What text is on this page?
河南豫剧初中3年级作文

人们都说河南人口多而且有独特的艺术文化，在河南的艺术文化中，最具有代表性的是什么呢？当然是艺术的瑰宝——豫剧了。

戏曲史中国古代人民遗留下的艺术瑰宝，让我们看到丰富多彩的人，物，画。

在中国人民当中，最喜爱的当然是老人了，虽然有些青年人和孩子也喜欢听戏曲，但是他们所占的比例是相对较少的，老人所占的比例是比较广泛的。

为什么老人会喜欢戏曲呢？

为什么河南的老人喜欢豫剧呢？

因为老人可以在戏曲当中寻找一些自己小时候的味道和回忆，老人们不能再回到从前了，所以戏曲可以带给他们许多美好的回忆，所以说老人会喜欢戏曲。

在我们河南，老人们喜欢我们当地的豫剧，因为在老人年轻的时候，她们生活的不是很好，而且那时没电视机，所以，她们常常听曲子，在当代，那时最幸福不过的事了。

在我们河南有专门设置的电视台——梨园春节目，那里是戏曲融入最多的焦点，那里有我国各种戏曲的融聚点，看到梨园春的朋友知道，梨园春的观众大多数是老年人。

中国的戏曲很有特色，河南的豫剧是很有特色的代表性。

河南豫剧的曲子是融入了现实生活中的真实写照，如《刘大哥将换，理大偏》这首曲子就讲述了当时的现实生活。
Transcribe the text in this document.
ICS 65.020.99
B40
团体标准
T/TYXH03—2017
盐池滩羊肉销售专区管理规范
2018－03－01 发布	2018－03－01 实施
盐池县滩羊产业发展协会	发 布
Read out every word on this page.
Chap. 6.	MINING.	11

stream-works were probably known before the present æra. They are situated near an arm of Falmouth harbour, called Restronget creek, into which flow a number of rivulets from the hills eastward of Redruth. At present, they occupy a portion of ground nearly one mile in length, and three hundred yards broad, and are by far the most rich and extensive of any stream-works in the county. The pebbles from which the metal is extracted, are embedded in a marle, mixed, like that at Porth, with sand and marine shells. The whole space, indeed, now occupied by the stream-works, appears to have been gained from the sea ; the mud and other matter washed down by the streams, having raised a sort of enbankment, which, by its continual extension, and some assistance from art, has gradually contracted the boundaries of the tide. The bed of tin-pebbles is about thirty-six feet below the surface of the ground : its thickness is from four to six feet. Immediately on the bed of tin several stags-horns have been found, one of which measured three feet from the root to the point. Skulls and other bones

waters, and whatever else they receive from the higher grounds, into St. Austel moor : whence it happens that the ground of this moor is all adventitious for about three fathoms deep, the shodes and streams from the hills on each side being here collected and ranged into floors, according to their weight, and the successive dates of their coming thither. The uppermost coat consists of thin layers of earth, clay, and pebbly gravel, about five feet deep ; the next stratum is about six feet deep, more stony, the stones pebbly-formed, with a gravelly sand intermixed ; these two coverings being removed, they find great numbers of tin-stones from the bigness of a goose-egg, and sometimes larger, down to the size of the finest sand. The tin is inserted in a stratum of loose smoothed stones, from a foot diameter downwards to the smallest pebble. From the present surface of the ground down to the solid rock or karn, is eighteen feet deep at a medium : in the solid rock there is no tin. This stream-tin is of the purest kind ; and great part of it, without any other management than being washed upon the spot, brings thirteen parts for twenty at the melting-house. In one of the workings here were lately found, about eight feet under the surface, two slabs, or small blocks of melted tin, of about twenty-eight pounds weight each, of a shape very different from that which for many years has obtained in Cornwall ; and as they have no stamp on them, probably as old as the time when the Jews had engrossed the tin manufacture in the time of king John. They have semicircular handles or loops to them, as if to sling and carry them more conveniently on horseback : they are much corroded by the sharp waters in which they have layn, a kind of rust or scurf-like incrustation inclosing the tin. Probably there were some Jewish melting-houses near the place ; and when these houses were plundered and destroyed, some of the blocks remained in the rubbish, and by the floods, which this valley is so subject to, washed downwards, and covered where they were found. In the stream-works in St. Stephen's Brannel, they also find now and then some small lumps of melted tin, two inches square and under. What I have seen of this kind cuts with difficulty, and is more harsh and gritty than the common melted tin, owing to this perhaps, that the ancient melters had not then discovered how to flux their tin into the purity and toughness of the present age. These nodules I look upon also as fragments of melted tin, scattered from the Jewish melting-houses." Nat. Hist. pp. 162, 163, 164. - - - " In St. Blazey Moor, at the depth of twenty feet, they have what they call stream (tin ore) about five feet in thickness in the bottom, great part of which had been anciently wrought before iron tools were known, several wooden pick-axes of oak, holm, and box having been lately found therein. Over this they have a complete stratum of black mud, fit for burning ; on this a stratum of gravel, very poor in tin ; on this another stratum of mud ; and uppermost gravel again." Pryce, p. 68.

= = = = =

[EXERCISE DIRECTIONS]
Give the data again, exactly as it stands.

[OUTPUT BELOW]
What text is on this page?
河南豫剧初中3年级作文

人们都说河南人口多而且有独特的艺术文化，在河南的艺术文化中，最具有代表性的是什么呢？当然是艺术的瑰宝——豫剧了。

戏曲史中国古代人民遗留下的艺术瑰宝，让我们看到丰富多彩的人，物，画。

在中国人民当中，最喜爱的当然是老人了，虽然有些青年人和孩子也喜欢听戏曲，但是他们所占的比例是相对较少的，老人所占的比例是比较广泛的。

为什么老人会喜欢戏曲呢？

为什么河南的老人喜欢豫剧呢？

因为老人可以在戏曲当中寻找一些自己小时候的味道和回忆，老人们不能再回到从前了，所以戏曲可以带给他们许多美好的回忆，所以说老人会喜欢戏曲。

在我们河南，老人们喜欢我们当地的豫剧，因为在老人年轻的时候，她们生活的不是很好，而且那时没电视机，所以，她们常常听曲子，在当代，那时最幸福不过的事了。

在我们河南有专门设置的电视台——梨园春节目，那里是戏曲融入最多的焦点，那里有我国各种戏曲的融聚点，看到梨园春的朋友知道，梨园春的观众大多数是老年人。

中国的戏曲很有特色，河南的豫剧是很有特色的代表性。

河南豫剧的曲子是融入了现实生活中的真实写照，如《刘大哥将换，理大偏》这首曲子就讲述了当时的现实生活。
Transcribe the text in this document.
ICS 65.020.99
B40
团体标准
T/TYXH03—2017
盐池滩羊肉销售专区管理规范
2018－03－01 发布	2018－03－01 实施
盐池县滩羊产业发展协会	发 布
Read out every word on this page.
Chap. 6.	MINING.	11

stream-works were probably known before the present æra. They are situated near an arm of Falmouth harbour, called Restronget creek, into which flow a number of rivulets from the hills eastward of Redruth. At present, they occupy a portion of ground nearly one mile in length, and three hundred yards broad, and are by far the most rich and extensive of any stream-works in the county. The pebbles from which the metal is extracted, are embedded in a marle, mixed, like that at Porth, with sand and marine shells. The whole space, indeed, now occupied by the stream-works, appears to have been gained from the sea ; the mud and other matter washed down by the streams, having raised a sort of enbankment, which, by its continual extension, and some assistance from art, has gradually contracted the boundaries of the tide. The bed of tin-pebbles is about thirty-six feet below the surface of the ground : its thickness is from four to six feet. Immediately on the bed of tin several stags-horns have been found, one of which measured three feet from the root to the point. Skulls and other bones

waters, and whatever else they receive from the higher grounds, into St. Austel moor : whence it happens that the ground of this moor is all adventitious for about three fathoms deep, the shodes and streams from the hills on each side being here collected and ranged into floors, according to their weight, and the successive dates of their coming thither. The uppermost coat consists of thin layers of earth, clay, and pebbly gravel, about five feet deep ; the next stratum is about six feet deep, more stony, the stones pebbly-formed, with a gravelly sand intermixed ; these two coverings being removed, they find great numbers of tin-stones from the bigness of a goose-egg, and sometimes larger, down to the size of the finest sand. The tin is inserted in a stratum of loose smoothed stones, from a foot diameter downwards to the smallest pebble. From the present surface of the ground down to the solid rock or karn, is eighteen feet deep at a medium : in the solid rock there is no tin. This stream-tin is of the purest kind ; and great part of it, without any other management than being washed upon the spot, brings thirteen parts for twenty at the melting-house. In one of the workings here were lately found, about eight feet under the surface, two slabs, or small blocks of melted tin, of about twenty-eight pounds weight each, of a shape very different from that which for many years has obtained in Cornwall ; and as they have no stamp on them, probably as old as the time when the Jews had engrossed the tin manufacture in the time of king John. They have semicircular handles or loops to them, as if to sling and carry them more conveniently on horseback : they are much corroded by the sharp waters in which they have layn, a kind of rust or scurf-like incrustation inclosing the tin. Probably there were some Jewish melting-houses near the place ; and when these houses were plundered and destroyed, some of the blocks remained in the rubbish, and by the floods, which this valley is so subject to, washed downwards, and covered where they were found. In the stream-works in St. Stephen's Brannel, they also find now and then some small lumps of melted tin, two inches square and under. What I have seen of this kind cuts with difficulty, and is more harsh and gritty than the common melted tin, owing to this perhaps, that the ancient melters had not then discovered how to flux their tin into the purity and toughness of the present age. These nodules I look upon also as fragments of melted tin, scattered from the Jewish melting-houses." Nat. Hist. pp. 162, 163, 164. - - - " In St. Blazey Moor, at the depth of twenty feet, they have what they call stream (tin ore) about five feet in thickness in the bottom, great part of which had been anciently wrought before iron tools were known, several wooden pick-axes of oak, holm, and box having been lately found therein. Over this they have a complete stratum of black mud, fit for burning ; on this a stratum of gravel, very poor in tin ; on this another stratum of mud ; and uppermost gravel again." Pryce, p. 68.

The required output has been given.